Dataset rows about figures:
_ _ _ _ _
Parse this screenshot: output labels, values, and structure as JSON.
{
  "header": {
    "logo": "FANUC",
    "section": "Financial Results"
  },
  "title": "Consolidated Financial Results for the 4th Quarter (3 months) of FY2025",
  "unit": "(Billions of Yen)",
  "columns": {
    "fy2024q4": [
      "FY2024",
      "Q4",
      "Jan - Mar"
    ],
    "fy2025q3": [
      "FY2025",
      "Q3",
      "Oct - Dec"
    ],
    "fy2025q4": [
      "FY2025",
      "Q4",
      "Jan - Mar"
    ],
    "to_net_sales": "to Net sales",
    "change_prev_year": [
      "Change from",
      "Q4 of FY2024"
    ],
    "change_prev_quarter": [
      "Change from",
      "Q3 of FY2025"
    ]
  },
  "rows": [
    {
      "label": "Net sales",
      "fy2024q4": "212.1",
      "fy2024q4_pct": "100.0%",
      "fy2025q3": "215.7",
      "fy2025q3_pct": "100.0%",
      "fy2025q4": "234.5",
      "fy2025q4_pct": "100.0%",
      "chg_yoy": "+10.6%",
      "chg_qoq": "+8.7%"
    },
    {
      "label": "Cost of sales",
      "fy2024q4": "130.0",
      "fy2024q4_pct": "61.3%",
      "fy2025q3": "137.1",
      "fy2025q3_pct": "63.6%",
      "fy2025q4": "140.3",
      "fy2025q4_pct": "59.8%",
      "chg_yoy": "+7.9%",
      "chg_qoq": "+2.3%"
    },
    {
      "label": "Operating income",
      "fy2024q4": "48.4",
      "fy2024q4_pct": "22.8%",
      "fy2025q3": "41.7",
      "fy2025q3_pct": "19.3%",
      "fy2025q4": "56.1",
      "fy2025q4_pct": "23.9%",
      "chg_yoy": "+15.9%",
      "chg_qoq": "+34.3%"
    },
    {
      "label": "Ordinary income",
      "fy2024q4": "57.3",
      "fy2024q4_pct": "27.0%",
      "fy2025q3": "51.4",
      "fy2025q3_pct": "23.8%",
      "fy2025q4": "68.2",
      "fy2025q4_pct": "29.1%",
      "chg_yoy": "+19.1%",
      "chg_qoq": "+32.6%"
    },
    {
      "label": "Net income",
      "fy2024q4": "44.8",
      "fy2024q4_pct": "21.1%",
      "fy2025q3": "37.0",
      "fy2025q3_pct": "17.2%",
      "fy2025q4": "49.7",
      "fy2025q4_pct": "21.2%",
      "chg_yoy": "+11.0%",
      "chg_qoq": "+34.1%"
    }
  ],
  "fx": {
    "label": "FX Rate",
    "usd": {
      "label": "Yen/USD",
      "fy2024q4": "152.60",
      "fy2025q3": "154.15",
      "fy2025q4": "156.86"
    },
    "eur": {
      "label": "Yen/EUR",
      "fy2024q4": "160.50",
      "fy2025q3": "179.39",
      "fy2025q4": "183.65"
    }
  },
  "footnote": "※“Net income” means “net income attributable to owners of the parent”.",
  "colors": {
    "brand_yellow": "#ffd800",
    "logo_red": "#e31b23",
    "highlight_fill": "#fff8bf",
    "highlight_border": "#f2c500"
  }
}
_ _ _ _ _
Copy out each line in the preceding records that contains "Financial".

REPLY TO THE TASK >>
    "section": "Financial Results"
  "title": "Consolidated Financial Results for the 4th Quarter (3 months) of FY2025",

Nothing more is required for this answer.